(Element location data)
•••

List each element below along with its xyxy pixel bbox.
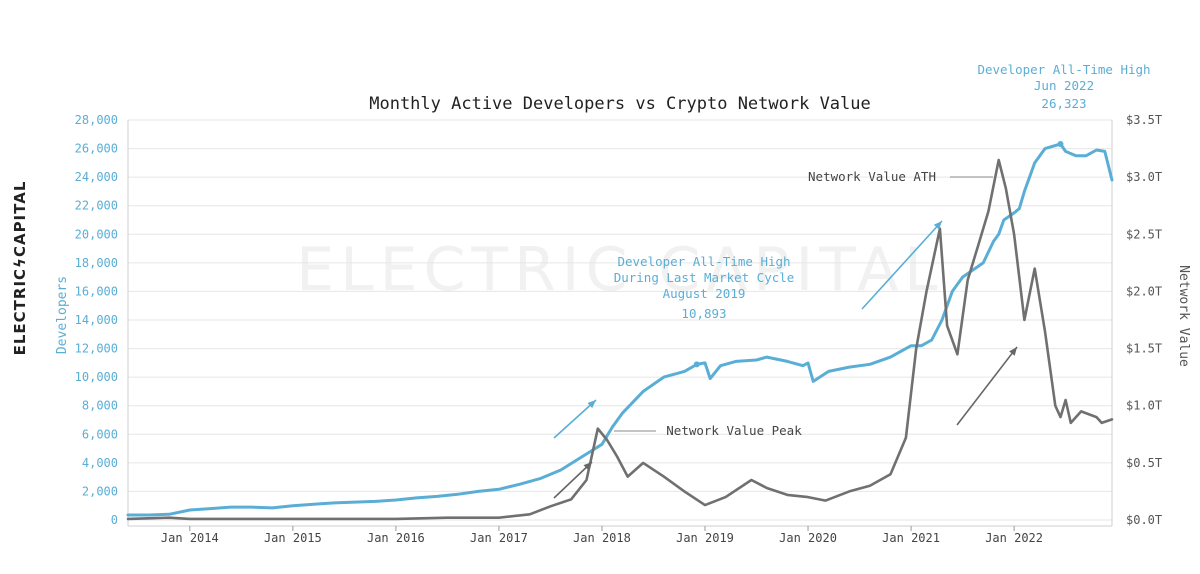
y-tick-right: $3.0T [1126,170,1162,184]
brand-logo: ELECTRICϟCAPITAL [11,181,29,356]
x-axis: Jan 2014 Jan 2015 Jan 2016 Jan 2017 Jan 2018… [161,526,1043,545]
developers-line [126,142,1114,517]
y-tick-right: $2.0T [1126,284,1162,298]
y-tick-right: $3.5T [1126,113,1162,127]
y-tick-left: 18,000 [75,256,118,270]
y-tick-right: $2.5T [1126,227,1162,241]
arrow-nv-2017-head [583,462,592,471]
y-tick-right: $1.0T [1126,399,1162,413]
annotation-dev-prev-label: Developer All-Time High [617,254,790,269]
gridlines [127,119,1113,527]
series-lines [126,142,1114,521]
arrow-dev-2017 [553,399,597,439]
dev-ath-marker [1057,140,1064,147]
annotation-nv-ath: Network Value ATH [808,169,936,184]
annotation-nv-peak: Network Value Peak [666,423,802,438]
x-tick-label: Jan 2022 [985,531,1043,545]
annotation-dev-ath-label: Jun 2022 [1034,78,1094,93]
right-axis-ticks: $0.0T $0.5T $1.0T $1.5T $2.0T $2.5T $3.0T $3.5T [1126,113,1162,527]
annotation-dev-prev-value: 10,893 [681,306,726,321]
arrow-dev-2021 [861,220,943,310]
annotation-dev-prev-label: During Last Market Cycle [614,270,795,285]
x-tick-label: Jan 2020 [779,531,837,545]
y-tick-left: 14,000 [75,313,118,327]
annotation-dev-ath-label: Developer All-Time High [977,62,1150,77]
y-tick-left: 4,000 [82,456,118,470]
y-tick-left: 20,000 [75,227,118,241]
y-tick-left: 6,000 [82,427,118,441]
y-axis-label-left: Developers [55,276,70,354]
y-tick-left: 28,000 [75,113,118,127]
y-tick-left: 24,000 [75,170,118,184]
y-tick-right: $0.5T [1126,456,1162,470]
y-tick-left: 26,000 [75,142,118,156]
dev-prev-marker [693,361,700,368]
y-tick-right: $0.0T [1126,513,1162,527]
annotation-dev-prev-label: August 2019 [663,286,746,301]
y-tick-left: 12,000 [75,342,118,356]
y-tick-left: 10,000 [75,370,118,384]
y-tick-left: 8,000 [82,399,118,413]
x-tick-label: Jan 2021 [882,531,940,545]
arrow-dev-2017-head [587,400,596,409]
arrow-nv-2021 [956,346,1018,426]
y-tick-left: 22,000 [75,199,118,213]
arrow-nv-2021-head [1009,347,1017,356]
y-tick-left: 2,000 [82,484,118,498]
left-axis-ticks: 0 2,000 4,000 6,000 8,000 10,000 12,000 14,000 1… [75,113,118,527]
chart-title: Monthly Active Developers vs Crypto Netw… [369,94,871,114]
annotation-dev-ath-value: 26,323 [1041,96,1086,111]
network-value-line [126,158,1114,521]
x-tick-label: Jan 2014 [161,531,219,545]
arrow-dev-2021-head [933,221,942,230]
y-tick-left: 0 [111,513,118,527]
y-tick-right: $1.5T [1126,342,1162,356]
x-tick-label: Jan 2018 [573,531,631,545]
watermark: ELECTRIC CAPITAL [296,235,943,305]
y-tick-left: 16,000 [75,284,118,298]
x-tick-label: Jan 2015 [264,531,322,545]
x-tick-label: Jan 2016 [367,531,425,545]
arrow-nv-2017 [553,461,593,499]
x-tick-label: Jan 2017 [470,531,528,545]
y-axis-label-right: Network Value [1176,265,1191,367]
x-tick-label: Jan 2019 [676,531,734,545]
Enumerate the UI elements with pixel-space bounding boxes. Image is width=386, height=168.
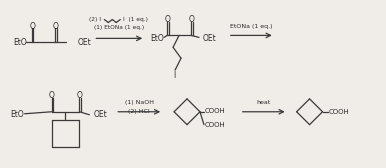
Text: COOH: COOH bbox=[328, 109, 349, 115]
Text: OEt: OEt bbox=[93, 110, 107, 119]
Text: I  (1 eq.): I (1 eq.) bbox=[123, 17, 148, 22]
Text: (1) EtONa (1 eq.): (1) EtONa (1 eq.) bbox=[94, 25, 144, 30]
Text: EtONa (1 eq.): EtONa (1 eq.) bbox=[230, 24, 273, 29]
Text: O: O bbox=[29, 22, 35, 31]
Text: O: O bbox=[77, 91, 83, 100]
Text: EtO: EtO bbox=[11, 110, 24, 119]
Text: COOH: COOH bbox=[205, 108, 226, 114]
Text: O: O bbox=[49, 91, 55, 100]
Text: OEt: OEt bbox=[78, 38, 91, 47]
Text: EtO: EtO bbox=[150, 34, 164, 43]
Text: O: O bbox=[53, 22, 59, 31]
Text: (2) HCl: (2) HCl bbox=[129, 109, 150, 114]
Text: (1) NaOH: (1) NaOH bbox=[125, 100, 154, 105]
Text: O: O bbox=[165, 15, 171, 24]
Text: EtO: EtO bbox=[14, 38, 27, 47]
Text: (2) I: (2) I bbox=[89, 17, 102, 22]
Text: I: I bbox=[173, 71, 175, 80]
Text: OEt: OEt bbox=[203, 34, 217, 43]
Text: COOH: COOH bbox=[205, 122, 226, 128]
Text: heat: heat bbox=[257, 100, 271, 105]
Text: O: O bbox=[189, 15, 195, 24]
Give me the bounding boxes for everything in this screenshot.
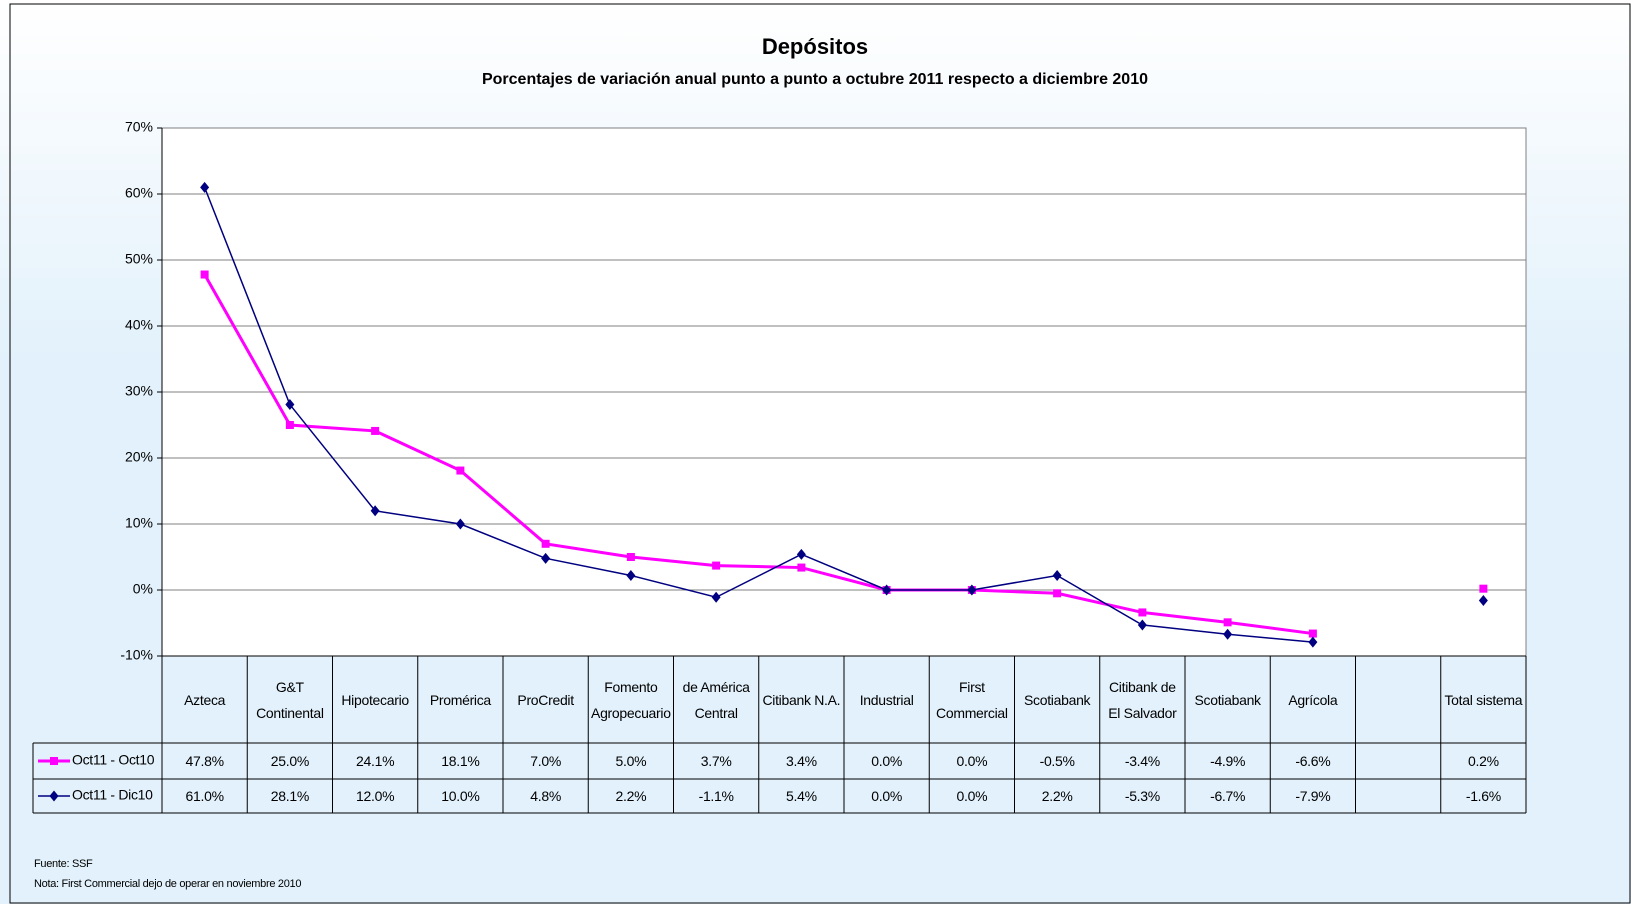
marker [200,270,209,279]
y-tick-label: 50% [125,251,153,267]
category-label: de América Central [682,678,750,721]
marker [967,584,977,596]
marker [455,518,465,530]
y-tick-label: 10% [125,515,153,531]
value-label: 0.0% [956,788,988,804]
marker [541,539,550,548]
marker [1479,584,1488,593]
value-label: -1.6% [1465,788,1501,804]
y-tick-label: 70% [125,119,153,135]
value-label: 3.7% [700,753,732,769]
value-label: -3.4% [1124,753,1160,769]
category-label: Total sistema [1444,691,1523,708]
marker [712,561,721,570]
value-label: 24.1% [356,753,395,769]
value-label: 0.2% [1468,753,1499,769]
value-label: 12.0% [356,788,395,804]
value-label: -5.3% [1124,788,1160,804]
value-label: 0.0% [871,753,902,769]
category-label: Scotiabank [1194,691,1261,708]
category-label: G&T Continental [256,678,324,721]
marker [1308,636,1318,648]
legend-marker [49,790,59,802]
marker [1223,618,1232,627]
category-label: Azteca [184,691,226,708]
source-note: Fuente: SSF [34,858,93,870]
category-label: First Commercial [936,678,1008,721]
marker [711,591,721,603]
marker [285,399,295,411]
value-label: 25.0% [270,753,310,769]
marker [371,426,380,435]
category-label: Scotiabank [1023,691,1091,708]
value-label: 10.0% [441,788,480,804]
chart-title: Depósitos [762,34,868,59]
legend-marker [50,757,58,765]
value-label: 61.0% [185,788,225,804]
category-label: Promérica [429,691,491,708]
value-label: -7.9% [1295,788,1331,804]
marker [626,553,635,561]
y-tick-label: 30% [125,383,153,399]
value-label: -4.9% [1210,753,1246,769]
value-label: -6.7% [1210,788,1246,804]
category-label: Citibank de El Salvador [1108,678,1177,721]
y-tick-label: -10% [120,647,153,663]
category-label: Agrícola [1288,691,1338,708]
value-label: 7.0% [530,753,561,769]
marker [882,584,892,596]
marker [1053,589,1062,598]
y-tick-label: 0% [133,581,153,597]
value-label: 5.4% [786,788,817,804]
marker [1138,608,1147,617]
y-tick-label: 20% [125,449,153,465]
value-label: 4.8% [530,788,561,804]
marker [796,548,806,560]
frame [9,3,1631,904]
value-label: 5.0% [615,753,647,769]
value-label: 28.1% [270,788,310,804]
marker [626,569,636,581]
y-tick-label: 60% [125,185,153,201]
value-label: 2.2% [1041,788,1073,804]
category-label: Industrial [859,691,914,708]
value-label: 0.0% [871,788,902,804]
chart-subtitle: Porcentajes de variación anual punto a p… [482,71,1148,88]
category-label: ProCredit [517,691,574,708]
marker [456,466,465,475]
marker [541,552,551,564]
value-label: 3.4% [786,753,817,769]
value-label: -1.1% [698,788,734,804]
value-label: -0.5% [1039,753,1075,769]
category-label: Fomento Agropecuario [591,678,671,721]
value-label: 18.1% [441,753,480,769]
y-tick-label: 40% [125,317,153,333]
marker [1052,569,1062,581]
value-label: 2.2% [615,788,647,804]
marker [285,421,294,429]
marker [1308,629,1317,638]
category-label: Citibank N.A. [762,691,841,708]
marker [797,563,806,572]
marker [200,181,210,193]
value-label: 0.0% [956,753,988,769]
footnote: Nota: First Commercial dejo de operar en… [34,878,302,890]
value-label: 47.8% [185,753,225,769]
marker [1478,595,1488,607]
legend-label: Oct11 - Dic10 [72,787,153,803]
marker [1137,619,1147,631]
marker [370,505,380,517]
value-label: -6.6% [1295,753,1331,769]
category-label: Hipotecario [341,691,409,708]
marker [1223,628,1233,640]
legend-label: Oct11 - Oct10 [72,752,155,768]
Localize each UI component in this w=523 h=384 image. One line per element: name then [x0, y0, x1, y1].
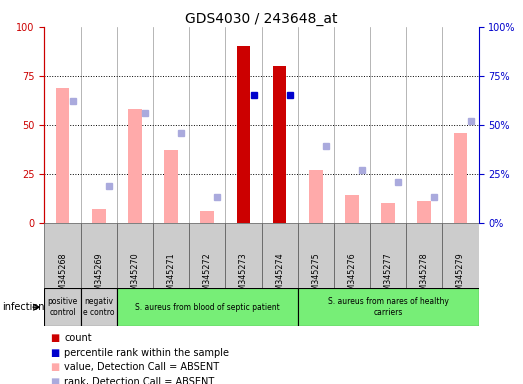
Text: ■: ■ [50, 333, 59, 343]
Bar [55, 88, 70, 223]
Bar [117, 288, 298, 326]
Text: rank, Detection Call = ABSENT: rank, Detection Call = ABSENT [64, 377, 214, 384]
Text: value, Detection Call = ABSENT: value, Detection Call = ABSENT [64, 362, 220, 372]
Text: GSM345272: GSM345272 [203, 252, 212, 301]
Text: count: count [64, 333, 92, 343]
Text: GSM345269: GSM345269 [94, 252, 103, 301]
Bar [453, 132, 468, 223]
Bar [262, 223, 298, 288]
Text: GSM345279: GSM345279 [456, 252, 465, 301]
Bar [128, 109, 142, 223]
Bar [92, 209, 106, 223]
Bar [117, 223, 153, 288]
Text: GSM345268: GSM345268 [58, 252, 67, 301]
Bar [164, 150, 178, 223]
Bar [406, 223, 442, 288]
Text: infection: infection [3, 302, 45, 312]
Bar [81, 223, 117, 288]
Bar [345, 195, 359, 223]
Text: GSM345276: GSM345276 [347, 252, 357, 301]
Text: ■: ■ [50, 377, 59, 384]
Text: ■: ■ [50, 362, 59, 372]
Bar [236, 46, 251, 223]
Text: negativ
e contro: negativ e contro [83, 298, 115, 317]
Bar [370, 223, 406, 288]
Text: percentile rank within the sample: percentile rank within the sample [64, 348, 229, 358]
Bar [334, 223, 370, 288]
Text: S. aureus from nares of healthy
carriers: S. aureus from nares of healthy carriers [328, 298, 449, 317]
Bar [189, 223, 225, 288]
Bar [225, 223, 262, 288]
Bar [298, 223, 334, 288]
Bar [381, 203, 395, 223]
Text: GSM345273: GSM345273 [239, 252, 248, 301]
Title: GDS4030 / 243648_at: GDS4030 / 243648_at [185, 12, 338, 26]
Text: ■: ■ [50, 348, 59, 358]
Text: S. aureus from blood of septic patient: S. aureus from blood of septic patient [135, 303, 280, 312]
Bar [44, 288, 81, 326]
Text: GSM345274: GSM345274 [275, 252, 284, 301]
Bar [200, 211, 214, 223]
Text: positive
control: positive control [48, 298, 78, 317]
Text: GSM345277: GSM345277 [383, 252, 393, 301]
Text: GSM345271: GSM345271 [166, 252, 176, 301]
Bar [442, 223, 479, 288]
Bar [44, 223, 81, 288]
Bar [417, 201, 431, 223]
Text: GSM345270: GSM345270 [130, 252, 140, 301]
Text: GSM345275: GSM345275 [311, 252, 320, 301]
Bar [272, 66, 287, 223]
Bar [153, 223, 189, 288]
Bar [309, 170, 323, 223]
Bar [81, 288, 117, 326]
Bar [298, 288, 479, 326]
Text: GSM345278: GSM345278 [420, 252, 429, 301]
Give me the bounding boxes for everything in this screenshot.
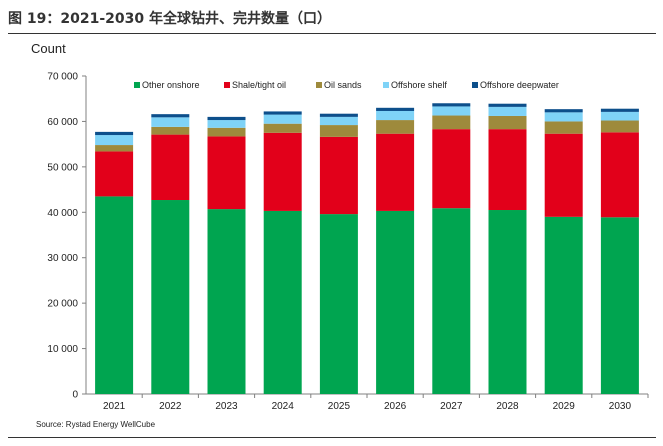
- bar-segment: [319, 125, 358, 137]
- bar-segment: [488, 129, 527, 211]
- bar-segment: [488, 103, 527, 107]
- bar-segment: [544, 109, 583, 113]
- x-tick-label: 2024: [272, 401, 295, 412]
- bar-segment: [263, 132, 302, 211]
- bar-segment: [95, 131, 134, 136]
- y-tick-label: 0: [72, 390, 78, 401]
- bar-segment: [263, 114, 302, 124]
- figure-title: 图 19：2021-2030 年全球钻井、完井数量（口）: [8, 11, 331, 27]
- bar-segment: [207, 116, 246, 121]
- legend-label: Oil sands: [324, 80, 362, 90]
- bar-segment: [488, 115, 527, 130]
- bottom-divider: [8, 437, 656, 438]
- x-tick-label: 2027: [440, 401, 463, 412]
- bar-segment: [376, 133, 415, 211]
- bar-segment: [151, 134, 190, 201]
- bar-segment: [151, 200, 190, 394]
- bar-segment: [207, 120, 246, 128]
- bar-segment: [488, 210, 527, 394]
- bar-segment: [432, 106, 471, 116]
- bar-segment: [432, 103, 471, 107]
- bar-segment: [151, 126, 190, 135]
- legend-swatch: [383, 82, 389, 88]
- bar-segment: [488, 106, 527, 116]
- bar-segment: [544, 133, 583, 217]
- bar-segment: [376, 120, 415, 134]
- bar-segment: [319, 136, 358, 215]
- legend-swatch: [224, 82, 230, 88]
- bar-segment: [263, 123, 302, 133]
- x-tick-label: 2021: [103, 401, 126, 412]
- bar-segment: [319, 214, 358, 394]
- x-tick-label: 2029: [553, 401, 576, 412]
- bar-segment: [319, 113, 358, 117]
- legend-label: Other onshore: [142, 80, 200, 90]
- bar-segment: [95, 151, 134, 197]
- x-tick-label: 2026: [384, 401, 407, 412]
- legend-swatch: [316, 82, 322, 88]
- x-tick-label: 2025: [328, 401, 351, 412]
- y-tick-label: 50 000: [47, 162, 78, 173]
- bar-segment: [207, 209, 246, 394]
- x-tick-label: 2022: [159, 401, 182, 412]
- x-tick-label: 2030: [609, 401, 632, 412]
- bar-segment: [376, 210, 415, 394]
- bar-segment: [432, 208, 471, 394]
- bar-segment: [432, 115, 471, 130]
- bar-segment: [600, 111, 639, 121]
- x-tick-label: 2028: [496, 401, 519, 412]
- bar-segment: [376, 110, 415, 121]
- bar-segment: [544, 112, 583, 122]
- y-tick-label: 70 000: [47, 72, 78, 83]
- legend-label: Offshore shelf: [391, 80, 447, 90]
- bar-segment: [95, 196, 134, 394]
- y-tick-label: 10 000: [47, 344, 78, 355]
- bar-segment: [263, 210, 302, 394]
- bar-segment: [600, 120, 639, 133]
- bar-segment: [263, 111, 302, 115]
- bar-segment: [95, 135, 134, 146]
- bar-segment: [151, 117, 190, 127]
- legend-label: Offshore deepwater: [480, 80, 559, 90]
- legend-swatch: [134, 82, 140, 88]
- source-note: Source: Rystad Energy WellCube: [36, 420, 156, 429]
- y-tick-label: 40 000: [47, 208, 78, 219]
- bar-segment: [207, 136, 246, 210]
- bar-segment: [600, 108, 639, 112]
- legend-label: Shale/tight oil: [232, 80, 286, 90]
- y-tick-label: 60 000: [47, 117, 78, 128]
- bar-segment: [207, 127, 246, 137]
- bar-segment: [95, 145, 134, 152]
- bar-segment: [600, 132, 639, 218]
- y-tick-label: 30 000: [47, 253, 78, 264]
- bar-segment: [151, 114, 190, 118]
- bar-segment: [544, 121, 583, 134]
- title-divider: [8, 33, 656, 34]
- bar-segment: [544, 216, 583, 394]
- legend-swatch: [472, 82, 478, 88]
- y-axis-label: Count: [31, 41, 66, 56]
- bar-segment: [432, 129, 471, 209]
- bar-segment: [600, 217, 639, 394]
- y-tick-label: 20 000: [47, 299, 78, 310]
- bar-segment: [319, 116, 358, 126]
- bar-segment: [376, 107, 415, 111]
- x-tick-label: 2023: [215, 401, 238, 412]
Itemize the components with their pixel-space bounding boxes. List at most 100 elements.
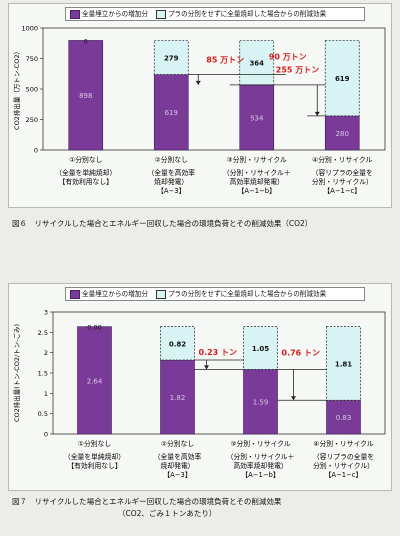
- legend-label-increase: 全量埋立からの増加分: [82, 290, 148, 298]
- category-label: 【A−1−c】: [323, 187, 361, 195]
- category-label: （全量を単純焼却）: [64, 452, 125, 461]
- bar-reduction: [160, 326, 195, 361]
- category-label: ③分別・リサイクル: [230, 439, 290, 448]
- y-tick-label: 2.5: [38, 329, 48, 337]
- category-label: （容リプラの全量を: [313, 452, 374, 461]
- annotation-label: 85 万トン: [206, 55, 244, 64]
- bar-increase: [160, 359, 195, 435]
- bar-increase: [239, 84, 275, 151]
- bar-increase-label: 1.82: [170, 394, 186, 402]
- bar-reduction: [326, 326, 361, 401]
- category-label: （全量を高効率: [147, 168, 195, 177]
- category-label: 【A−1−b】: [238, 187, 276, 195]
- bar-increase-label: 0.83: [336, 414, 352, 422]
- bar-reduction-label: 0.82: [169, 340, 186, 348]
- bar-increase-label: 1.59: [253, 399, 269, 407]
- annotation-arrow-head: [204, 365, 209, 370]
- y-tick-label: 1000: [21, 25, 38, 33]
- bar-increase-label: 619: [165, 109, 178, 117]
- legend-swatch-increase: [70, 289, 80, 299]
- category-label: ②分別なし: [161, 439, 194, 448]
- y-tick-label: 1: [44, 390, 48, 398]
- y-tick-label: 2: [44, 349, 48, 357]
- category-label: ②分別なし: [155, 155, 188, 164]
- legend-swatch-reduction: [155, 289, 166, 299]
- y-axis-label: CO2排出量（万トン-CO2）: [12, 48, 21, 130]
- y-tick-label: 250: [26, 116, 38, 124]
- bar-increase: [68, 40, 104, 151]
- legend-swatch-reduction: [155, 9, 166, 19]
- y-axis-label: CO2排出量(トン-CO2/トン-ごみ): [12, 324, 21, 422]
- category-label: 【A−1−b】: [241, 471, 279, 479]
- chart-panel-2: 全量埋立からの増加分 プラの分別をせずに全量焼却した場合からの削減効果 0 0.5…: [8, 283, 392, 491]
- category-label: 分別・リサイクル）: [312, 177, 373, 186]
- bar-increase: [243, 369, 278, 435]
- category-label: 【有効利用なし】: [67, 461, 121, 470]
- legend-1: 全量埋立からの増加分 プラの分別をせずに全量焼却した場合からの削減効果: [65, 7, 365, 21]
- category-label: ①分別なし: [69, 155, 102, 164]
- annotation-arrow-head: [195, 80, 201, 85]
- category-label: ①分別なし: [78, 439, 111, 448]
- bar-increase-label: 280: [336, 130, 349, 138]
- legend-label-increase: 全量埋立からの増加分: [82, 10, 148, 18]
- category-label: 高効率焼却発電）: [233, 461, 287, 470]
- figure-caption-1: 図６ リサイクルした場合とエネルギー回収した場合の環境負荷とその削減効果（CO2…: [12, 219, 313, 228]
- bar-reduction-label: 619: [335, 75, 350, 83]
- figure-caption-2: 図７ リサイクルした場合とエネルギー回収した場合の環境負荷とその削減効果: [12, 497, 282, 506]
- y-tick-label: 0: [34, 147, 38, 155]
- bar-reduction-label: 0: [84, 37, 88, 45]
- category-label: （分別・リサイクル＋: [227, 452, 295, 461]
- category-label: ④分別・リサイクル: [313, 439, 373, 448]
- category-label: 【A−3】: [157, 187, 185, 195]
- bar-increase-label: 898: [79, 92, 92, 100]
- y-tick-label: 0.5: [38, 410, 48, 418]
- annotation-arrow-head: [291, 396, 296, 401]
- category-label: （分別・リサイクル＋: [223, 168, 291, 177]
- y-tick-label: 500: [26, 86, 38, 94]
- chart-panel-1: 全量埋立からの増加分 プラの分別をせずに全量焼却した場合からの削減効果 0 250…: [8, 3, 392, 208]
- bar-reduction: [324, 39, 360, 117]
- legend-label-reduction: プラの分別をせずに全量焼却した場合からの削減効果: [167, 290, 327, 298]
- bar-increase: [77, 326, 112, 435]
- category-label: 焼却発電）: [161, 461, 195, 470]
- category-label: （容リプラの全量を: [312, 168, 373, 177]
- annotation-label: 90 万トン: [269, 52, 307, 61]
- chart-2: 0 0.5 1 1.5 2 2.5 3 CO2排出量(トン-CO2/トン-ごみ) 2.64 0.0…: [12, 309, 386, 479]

•••

Rewrite the rows between the line containing "y-tick-right: $3.0T [1126,170,1162,184]" and the line containing "y-tick-left: 14,000 [75,313,118,327]", inclusive, as a JSON list of strings, one string per line and no blank lines.

[
  "y-tick-right: $3.0T [1126,170,1162,184]",
  "brand-logo: ELECTRICϟCAPITAL [11,181,29,356]",
  "x-axis: Jan 2014 Jan 2015 Jan 2016 Jan 2017 Jan 2018… [161,526,1043,545]",
  "developers-line [126,142,1114,517]",
  "y-tick-right: $2.0T [1126,284,1162,298]",
  "y-tick-right: $3.5T [1126,113,1162,127]",
  "y-tick-left: 18,000 [75,256,118,270]",
  "y-tick-right: $2.5T [1126,227,1162,241]",
  "arrow-nv-2017-head [583,462,592,471]",
  "y-tick-right: $1.0T [1126,399,1162,413]",
  "annotation-dev-prev-label: Developer All-Time High [617,254,790,269]",
  "gridlines [127,119,1113,527]",
  "series-lines [126,142,1114,521]",
  "arrow-dev-2017 [553,399,597,439]",
  "dev-ath-marker [1057,140,1064,147]",
  "annotation-nv-ath: Network Value ATH [808,169,936,184]",
  "annotation-nv-peak: Network Value Peak [666,423,802,438]",
  "x-tick-label: Jan 2022 [985,531,1043,545]",
  "annotation-dev-ath-label: Jun 2022 [1034,78,1094,93]",
  "right-axis-ticks: $0.0T $0.5T $1.0T $1.5T $2.0T $2.5T $3.0T $3.5T [1126,113,1162,527]",
  "annotation-dev-prev-value: 10,893 [681,306,726,321]",
  "arrow-dev-2021 [861,220,943,310]",
  "annotation-dev-prev-label: During Last Market Cycle [614,270,795,285]",
  "x-tick-label: Jan 2020 [779,531,837,545]",
  "y-tick-left: 14,000 [75,313,118,327]"
]